PROMPT.
Reproduce all the data exactly, without pictures.

DATA RECORDS.
________________
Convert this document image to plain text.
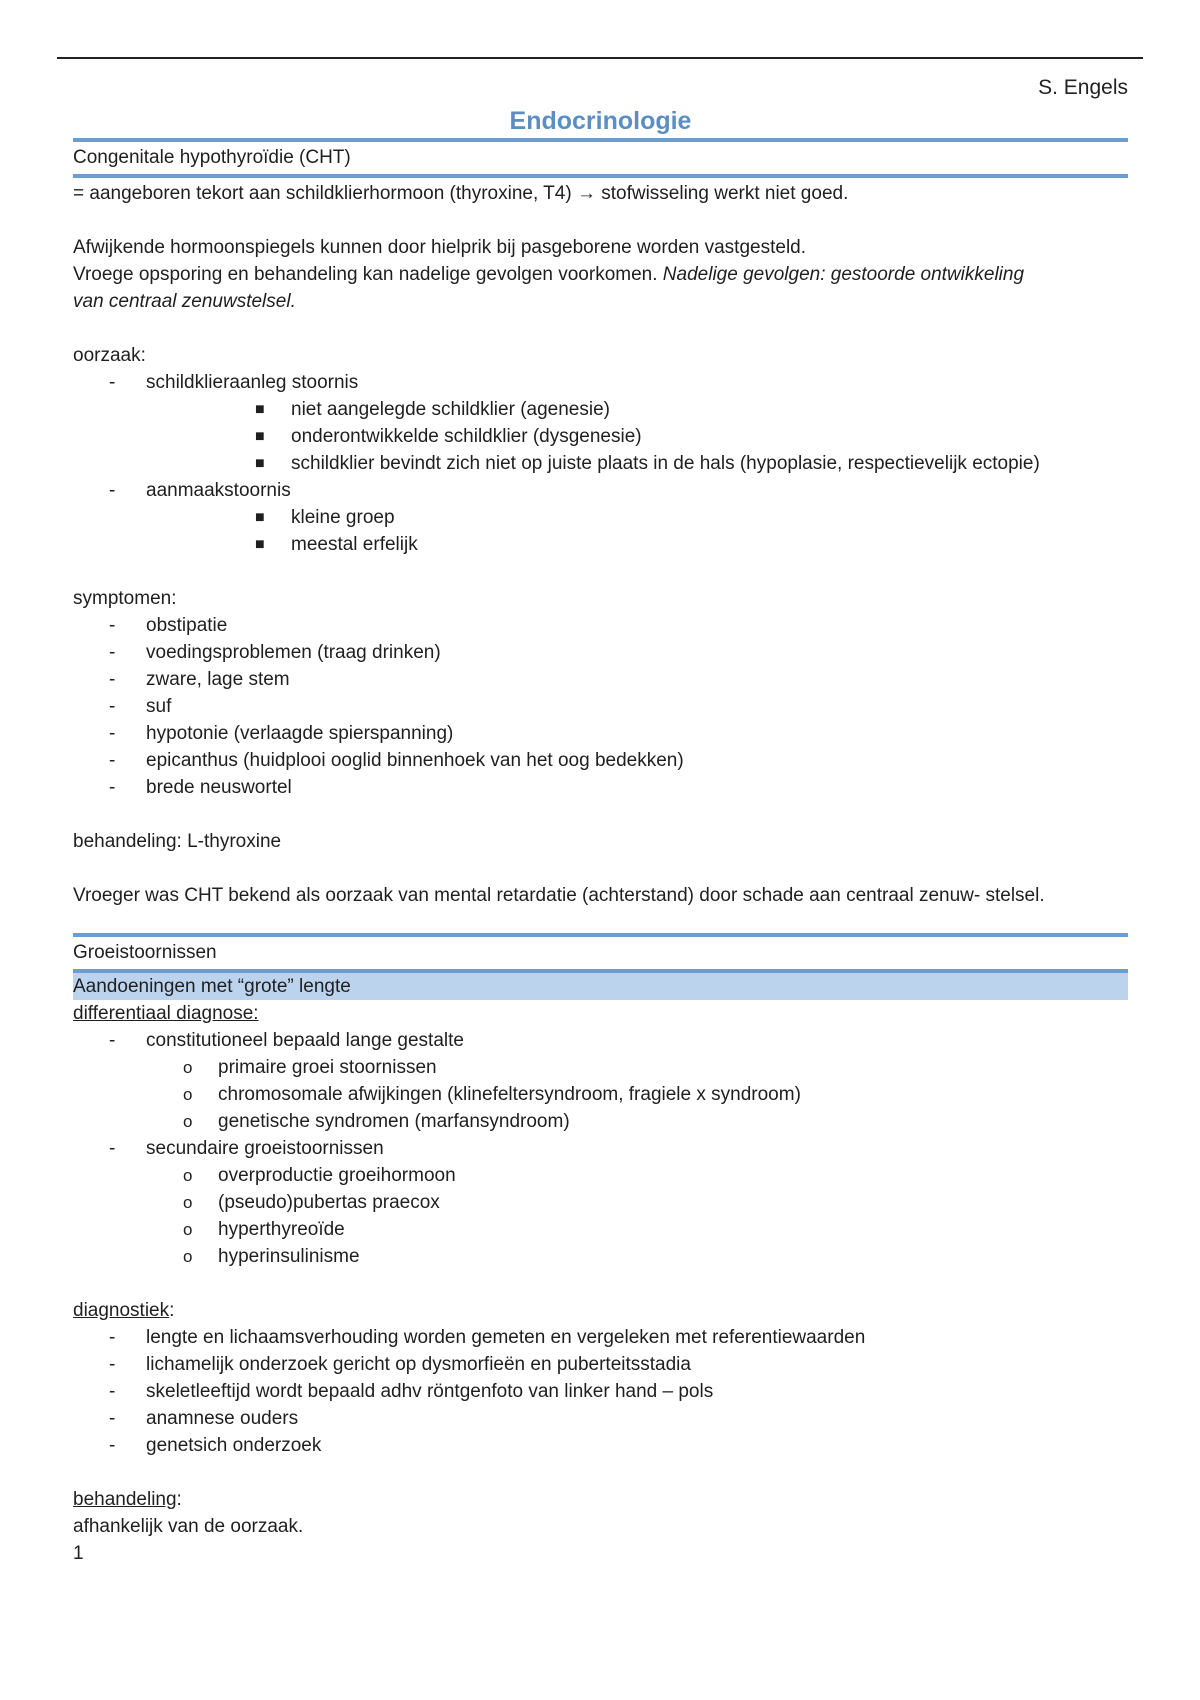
S. Engels
Endocrinologie
Congenitale hypothyroïdie (CHT)

= aangeboren tekort aan schildklierhormoon (thyroxine, T4) → stofwisseling werkt niet goed.

Afwijkende hormoonspiegels kunnen door hielprik bij pasgeborene worden vastgesteld.

Vroege opsporing en behandeling kan nadelige gevolgen voorkomen. Nadelige gevolgen: gestoorde ontwikkeling
van centraal zenuwstelsel.

oorzaak:

- schildklieraanleg stoornis
■ niet aangelegde schildklier (agenesie)
■ onderontwikkelde schildklier (dysgenesie)
■ schildklier bevindt zich niet op juiste plaats in de hals (hypoplasie, respectievelijk ectopie)
- aanmaakstoornis
■ kleine groep
■ meestal erfelijk

symptomen:

- obstipatie
- voedingsproblemen (traag drinken)
- zware, lage stem
- suf
- hypotonie (verlaagde spierspanning)
- epicanthus (huidplooi ooglid binnenhoek van het oog bedekken)
- brede neuswortel

behandeling: L-thyroxine

Vroeger was CHT bekend als oorzaak van mental retardatie (achterstand) door schade aan centraal zenuw- stelsel.

Groeistoornissen
Aandoeningen met “grote” lengte

differentiaal diagnose:

- constitutioneel bepaald lange gestalte
o primaire groei stoornissen
o chromosomale afwijkingen (klinefeltersyndroom, fragiele x syndroom)
o genetische syndromen (marfansyndroom)
- secundaire groeistoornissen
o overproductie groeihormoon
o (pseudo)pubertas praecox
o hyperthyreoïde
o hyperinsulinisme

diagnostiek:

- lengte en lichaamsverhouding worden gemeten en vergeleken met referentiewaarden
- lichamelijk onderzoek gericht op dysmorfieën en puberteitsstadia
- skeletleeftijd wordt bepaald adhv röntgenfoto van linker hand – pols
- anamnese ouders
- genetsich onderzoek

behandeling:

afhankelijk van de oorzaak.

1
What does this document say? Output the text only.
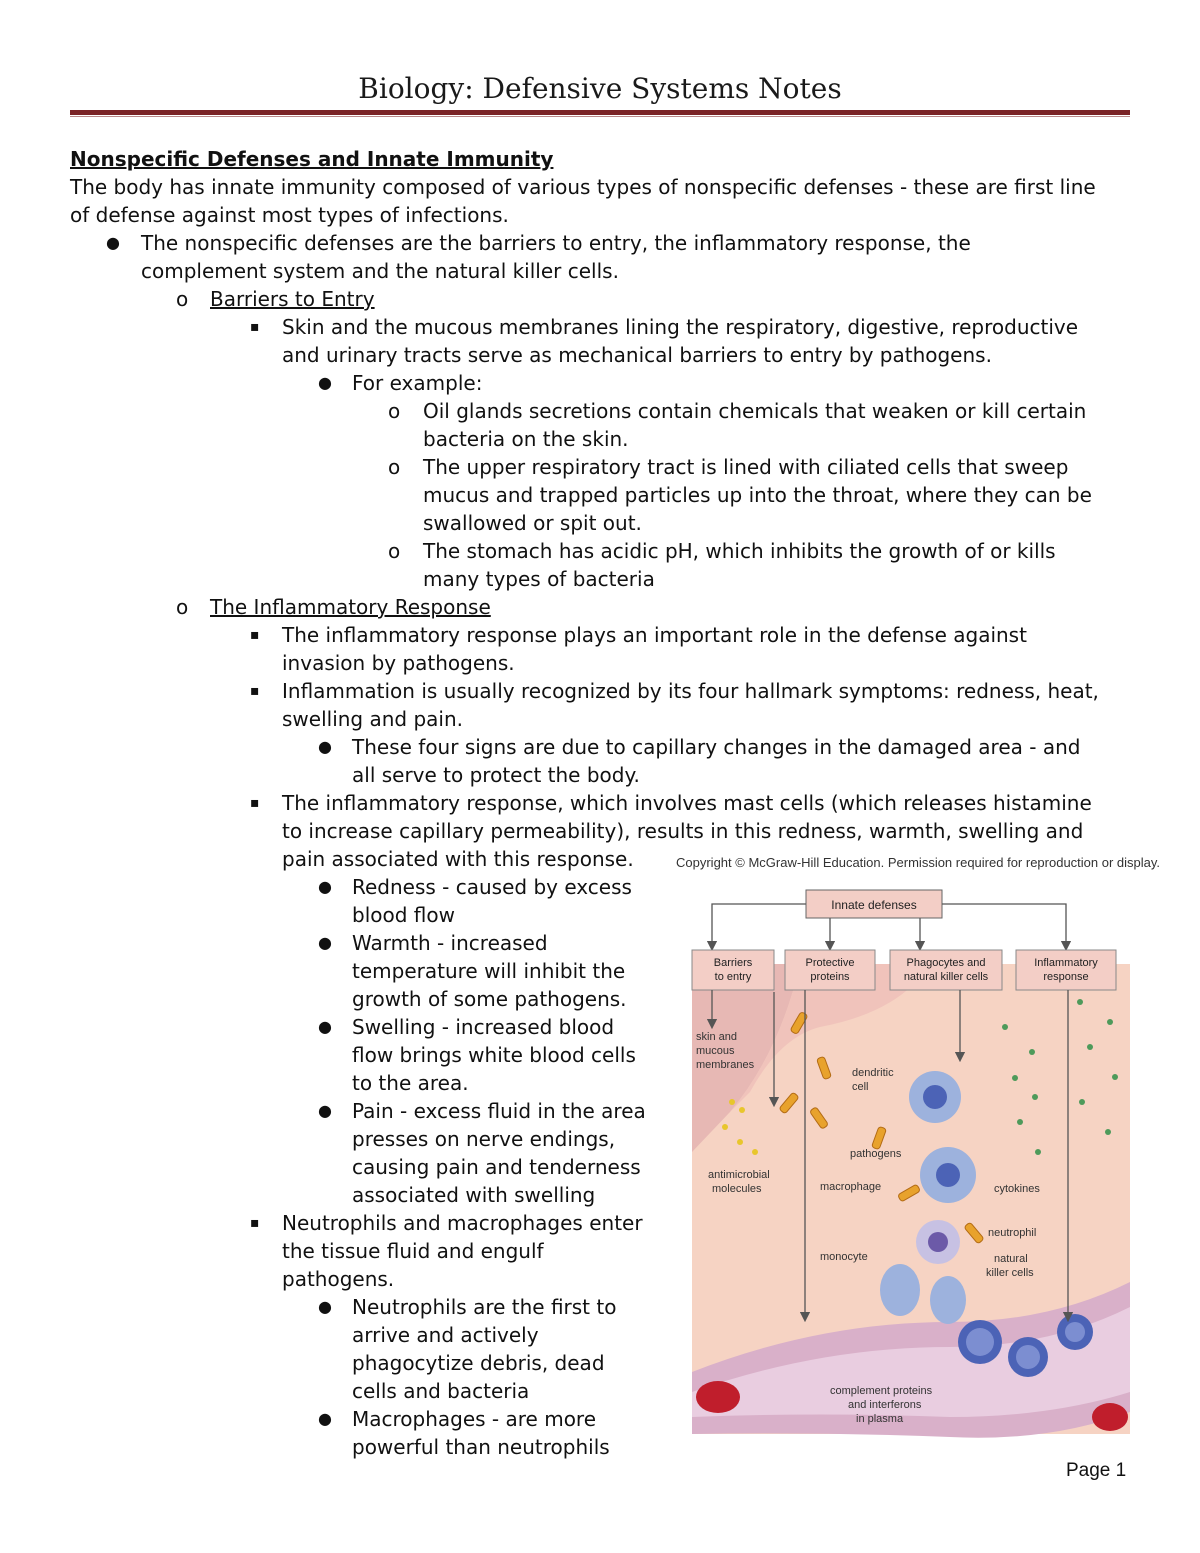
Biology: Defensive Systems Notes
Nonspecific Defenses and Innate Immunity
The body has innate immunity composed of various types of nonspecific defenses - these are first line
of defense against most types of infections.
● The nonspecific defenses are the barriers to entry, the inflammatory response, the
complement system and the natural killer cells.
o Barriers to Entry
▪ Skin and the mucous membranes lining the respiratory, digestive, reproductive
and urinary tracts serve as mechanical barriers to entry by pathogens.
● For example:
o Oil glands secretions contain chemicals that weaken or kill certain
bacteria on the skin.
o The upper respiratory tract is lined with ciliated cells that sweep
mucus and trapped particles up into the throat, where they can be
swallowed or spit out.
o The stomach has acidic pH, which inhibits the growth of or kills
many types of bacteria
o The Inflammatory Response
▪ The inflammatory response plays an important role in the defense against
invasion by pathogens.
▪ Inflammation is usually recognized by its four hallmark symptoms: redness, heat,
swelling and pain.
● These four signs are due to capillary changes in the damaged area - and
all serve to protect the body.
▪ The inflammatory response, which involves mast cells (which releases histamine
to increase capillary permeability), results in this redness, warmth, swelling and
pain associated with this response.
● Redness - caused by excess
blood flow
● Warmth - increased
temperature will inhibit the
growth of some pathogens.
● Swelling - increased blood
flow brings white blood cells
to the area.
● Pain - excess fluid in the area
presses on nerve endings,
causing pain and tenderness
associated with swelling
▪ Neutrophils and macrophages enter
the tissue fluid and engulf
pathogens.
● Neutrophils are the first to
arrive and actively
phagocytize debris, dead
cells and bacteria
● Macrophages - are more
powerful than neutrophils
Copyright © McGraw-Hill Education. Permission required for reproduction or display.
Innate defenses
Barriers
to entry
Protective
proteins
Phagocytes and
natural killer cells
Inflammatory
response
skin and mucous membranes
dendritic cell
pathogens
antimicrobial molecules	macrophage	cytokines
neutrophil
monocyte	natural killer cells
complement proteins and interferons in plasma
Page 1
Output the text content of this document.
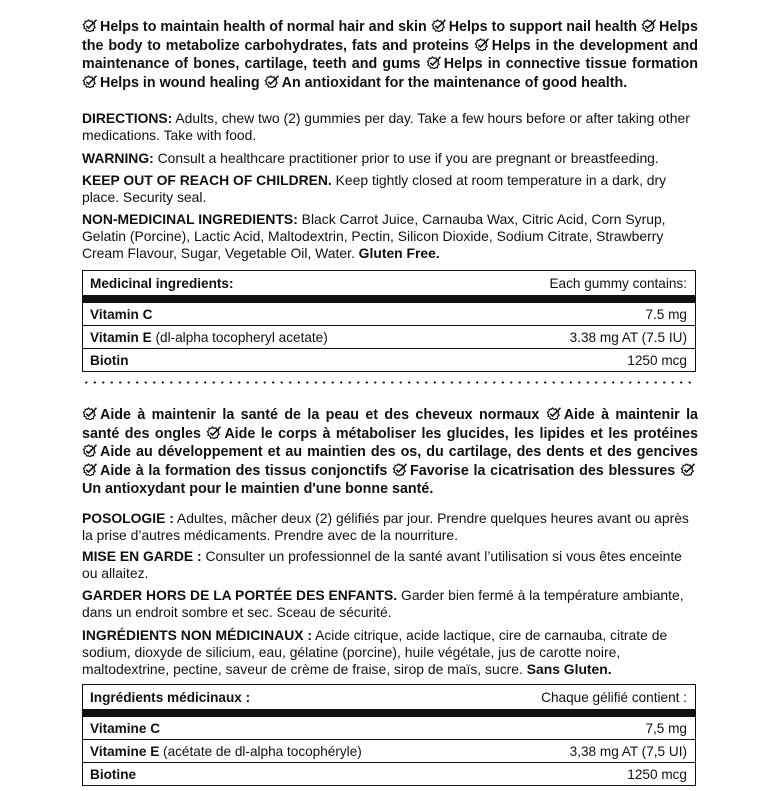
Helps to maintain health of normal hair and skin Helps to support nail health Helps the body to metabolize carbohydrates, fats and proteins Helps in the development and maintenance of bones, cartilage, teeth and gums Helps in connective tissue formation
Helps in wound healing An antioxidant for the maintenance of good health.

DIRECTIONS: Adults, chew two (2) gummies per day. Take a few hours before or after taking other medications. Take with food.

WARNING: Consult a healthcare practitioner prior to use if you are pregnant or breastfeeding.

KEEP OUT OF REACH OF CHILDREN. Keep tightly closed at room temperature in a dark, dry place. Security seal.

NON-MEDICINAL INGREDIENTS: Black Carrot Juice, Carnauba Wax, Citric Acid, Corn Syrup, Gelatin (Porcine), Lactic Acid, Maltodextrin, Pectin, Silicon Dioxide, Sodium Citrate, Strawberry Cream Flavour, Sugar, Vegetable Oil, Water. Gluten Free.

Medicinal ingredients:	Each gummy contains:
Vitamin C	7.5 mg
Vitamin E (dl-alpha tocopheryl acetate)	3.38 mg AT (7.5 IU)
Biotin	1250 mcg
Aide à maintenir la santé de la peau et des cheveux normaux Aide à maintenir la santé des ongles Aide le corps à métaboliser les glucides, les lipides et les protéines
Aide au développement et au maintien des os, du cartilage, des dents et des gencives
Aide à la formation des tissus conjonctifs Favorise la cicatrisation des blessures
Un antioxydant pour le maintien d'une bonne santé.

POSOLOGIE : Adultes, mâcher deux (2) gélifiés par jour. Prendre quelques heures avant ou après la prise d’autres médicaments. Prendre avec de la nourriture.

MISE EN GARDE : Consulter un professionnel de la santé avant l’utilisation si vous êtes enceinte ou allaitez.

GARDER HORS DE LA PORTÉE DES ENFANTS. Garder bien fermé à la température ambiante, dans un endroit sombre et sec. Sceau de sécurité.

INGRÉDIENTS NON MÉDICINAUX : Acide citrique, acide lactique, cire de carnauba, citrate de sodium, dioxyde de silicium, eau, gélatine (porcine), huile végétale, jus de carotte noire, maltodextrine, pectine, saveur de crème de fraise, sirop de maïs, sucre. Sans Gluten.

Ingrédients médicinaux :	Chaque gélifié contient :
Vitamine C	7,5 mg
Vitamine E (acétate de dl-alpha tocophéryle)	3,38 mg AT (7,5 UI)
Biotine	1250 mcg
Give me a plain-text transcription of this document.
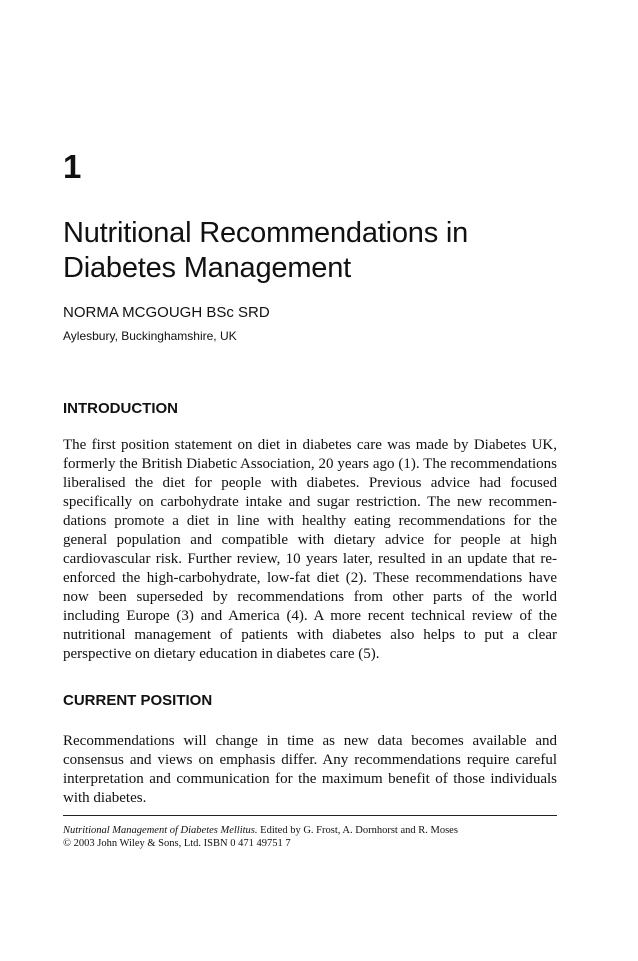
1
Nutritional Recommendations in
Diabetes Management

NORMA MCGOUGH BSc SRD

Aylesbury, Buckinghamshire, UK

INTRODUCTION

The first position statement on diet in diabetes care was made by Diabetes UK, formerly the British Diabetic Association, 20 years ago (1). The recommendations liberalised the diet for people with diabetes. Previous advice had focused specifically on carbohydrate intake and sugar restriction. The new recommendations promote a diet in line with healthy eating recommendations for the general population and compatible with dietary advice for people at high cardiovascular risk. Further review, 10 years later, resulted in an update that re-enforced the high-carbohydrate, low-fat diet (2). These recommendations have now been superseded by recommendations from other parts of the world including Europe (3) and America (4). A more recent technical review of the nutritional management of patients with diabetes also helps to put a clear perspective on dietary education in diabetes care (5).

CURRENT POSITION

Recommendations will change in time as new data becomes available and consensus and views on emphasis differ. Any recommendations require careful interpretation and communication for the maximum benefit of those individuals with diabetes.

Nutritional Management of Diabetes Mellitus. Edited by G. Frost, A. Dornhorst and R. Moses
© 2003 John Wiley & Sons, Ltd. ISBN 0 471 49751 7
________________
REPLY TO THE EXERCISE.
Convert this document image to plain text.
S. Engels
Endocrinologie
Congenitale hypothyroïdie (CHT)

= aangeboren tekort aan schildklierhormoon (thyroxine, T4) → stofwisseling werkt niet goed.

Afwijkende hormoonspiegels kunnen door hielprik bij pasgeborene worden vastgesteld.

Vroege opsporing en behandeling kan nadelige gevolgen voorkomen. Nadelige gevolgen: gestoorde ontwikkeling
van centraal zenuwstelsel.

oorzaak:

- schildklieraanleg stoornis
■ niet aangelegde schildklier (agenesie)
■ onderontwikkelde schildklier (dysgenesie)
■ schildklier bevindt zich niet op juiste plaats in de hals (hypoplasie, respectievelijk ectopie)
- aanmaakstoornis
■ kleine groep
■ meestal erfelijk

symptomen:

- obstipatie
- voedingsproblemen (traag drinken)
- zware, lage stem
- suf
- hypotonie (verlaagde spierspanning)
- epicanthus (huidplooi ooglid binnenhoek van het oog bedekken)
- brede neuswortel

behandeling: L-thyroxine

Vroeger was CHT bekend als oorzaak van mental retardatie (achterstand) door schade aan centraal zenuw- stelsel.

Groeistoornissen
Aandoeningen met “grote” lengte

differentiaal diagnose:

- constitutioneel bepaald lange gestalte
o primaire groei stoornissen
o chromosomale afwijkingen (klinefeltersyndroom, fragiele x syndroom)
o genetische syndromen (marfansyndroom)
- secundaire groeistoornissen
o overproductie groeihormoon
o (pseudo)pubertas praecox
o hyperthyreoïde
o hyperinsulinisme

diagnostiek:

- lengte en lichaamsverhouding worden gemeten en vergeleken met referentiewaarden
- lichamelijk onderzoek gericht op dysmorfieën en puberteitsstadia
- skeletleeftijd wordt bepaald adhv röntgenfoto van linker hand – pols
- anamnese ouders
- genetsich onderzoek

behandeling:

afhankelijk van de oorzaak.

1
What does this document say? Output the text only.
Biology: Defensive Systems Notes
Nonspecific Defenses and Innate Immunity
The body has innate immunity composed of various types of nonspecific defenses - these are first line
of defense against most types of infections.
● The nonspecific defenses are the barriers to entry, the inflammatory response, the
complement system and the natural killer cells.
o Barriers to Entry
▪ Skin and the mucous membranes lining the respiratory, digestive, reproductive
and urinary tracts serve as mechanical barriers to entry by pathogens.
● For example:
o Oil glands secretions contain chemicals that weaken or kill certain
bacteria on the skin.
o The upper respiratory tract is lined with ciliated cells that sweep
mucus and trapped particles up into the throat, where they can be
swallowed or spit out.
o The stomach has acidic pH, which inhibits the growth of or kills
many types of bacteria
o The Inflammatory Response
▪ The inflammatory response plays an important role in the defense against
invasion by pathogens.
▪ Inflammation is usually recognized by its four hallmark symptoms: redness, heat,
swelling and pain.
● These four signs are due to capillary changes in the damaged area - and
all serve to protect the body.
▪ The inflammatory response, which involves mast cells (which releases histamine
to increase capillary permeability), results in this redness, warmth, swelling and
pain associated with this response.
● Redness - caused by excess
blood flow
● Warmth - increased
temperature will inhibit the
growth of some pathogens.
● Swelling - increased blood
flow brings white blood cells
to the area.
● Pain - excess fluid in the area
presses on nerve endings,
causing pain and tenderness
associated with swelling
▪ Neutrophils and macrophages enter
the tissue fluid and engulf
pathogens.
● Neutrophils are the first to
arrive and actively
phagocytize debris, dead
cells and bacteria
● Macrophages - are more
powerful than neutrophils
Copyright © McGraw-Hill Education. Permission required for reproduction or display.
Innate defenses
Barriers
to entry
Protective
proteins
Phagocytes and
natural killer cells
Inflammatory
response
skin and mucous membranes
dendritic cell
pathogens
antimicrobial molecules	macrophage	cytokines
neutrophil
monocyte	natural killer cells
complement proteins and interferons in plasma
Page 1
Output the text content of this document.
Helps to maintain health of normal hair and skin Helps to support nail health Helps the body to metabolize carbohydrates, fats and proteins Helps in the development and maintenance of bones, cartilage, teeth and gums Helps in connective tissue formation
Helps in wound healing An antioxidant for the maintenance of good health.

DIRECTIONS: Adults, chew two (2) gummies per day. Take a few hours before or after taking other medications. Take with food.

WARNING: Consult a healthcare practitioner prior to use if you are pregnant or breastfeeding.

KEEP OUT OF REACH OF CHILDREN. Keep tightly closed at room temperature in a dark, dry place. Security seal.

NON-MEDICINAL INGREDIENTS: Black Carrot Juice, Carnauba Wax, Citric Acid, Corn Syrup, Gelatin (Porcine), Lactic Acid, Maltodextrin, Pectin, Silicon Dioxide, Sodium Citrate, Strawberry Cream Flavour, Sugar, Vegetable Oil, Water. Gluten Free.

Medicinal ingredients:	Each gummy contains:
Vitamin C	7.5 mg
Vitamin E (dl-alpha tocopheryl acetate)	3.38 mg AT (7.5 IU)
Biotin	1250 mcg
Aide à maintenir la santé de la peau et des cheveux normaux Aide à maintenir la santé des ongles Aide le corps à métaboliser les glucides, les lipides et les protéines
Aide au développement et au maintien des os, du cartilage, des dents et des gencives
Aide à la formation des tissus conjonctifs Favorise la cicatrisation des blessures
Un antioxydant pour le maintien d'une bonne santé.

POSOLOGIE : Adultes, mâcher deux (2) gélifiés par jour. Prendre quelques heures avant ou après la prise d’autres médicaments. Prendre avec de la nourriture.

MISE EN GARDE : Consulter un professionnel de la santé avant l’utilisation si vous êtes enceinte ou allaitez.

GARDER HORS DE LA PORTÉE DES ENFANTS. Garder bien fermé à la température ambiante, dans un endroit sombre et sec. Sceau de sécurité.

INGRÉDIENTS NON MÉDICINAUX : Acide citrique, acide lactique, cire de carnauba, citrate de sodium, dioxyde de silicium, eau, gélatine (porcine), huile végétale, jus de carotte noire, maltodextrine, pectine, saveur de crème de fraise, sirop de maïs, sucre. Sans Gluten.

Ingrédients médicinaux :	Chaque gélifié contient :
Vitamine C	7,5 mg
Vitamine E (acétate de dl-alpha tocophéryle)	3,38 mg AT (7,5 UI)
Biotine	1250 mcg
Give me a plain-text transcription of this document.
1
Nutritional Recommendations in
Diabetes Management

NORMA MCGOUGH BSc SRD

Aylesbury, Buckinghamshire, UK

INTRODUCTION

The first position statement on diet in diabetes care was made by Diabetes UK, formerly the British Diabetic Association, 20 years ago (1). The recommendations liberalised the diet for people with diabetes. Previous advice had focused specifically on carbohydrate intake and sugar restriction. The new recommendations promote a diet in line with healthy eating recommendations for the general population and compatible with dietary advice for people at high cardiovascular risk. Further review, 10 years later, resulted in an update that re-enforced the high-carbohydrate, low-fat diet (2). These recommendations have now been superseded by recommendations from other parts of the world including Europe (3) and America (4). A more recent technical review of the nutritional management of patients with diabetes also helps to put a clear perspective on dietary education in diabetes care (5).

CURRENT POSITION

Recommendations will change in time as new data becomes available and consensus and views on emphasis differ. Any recommendations require careful interpretation and communication for the maximum benefit of those individuals with diabetes.

Nutritional Management of Diabetes Mellitus. Edited by G. Frost, A. Dornhorst and R. Moses
© 2003 John Wiley & Sons, Ltd. ISBN 0 471 49751 7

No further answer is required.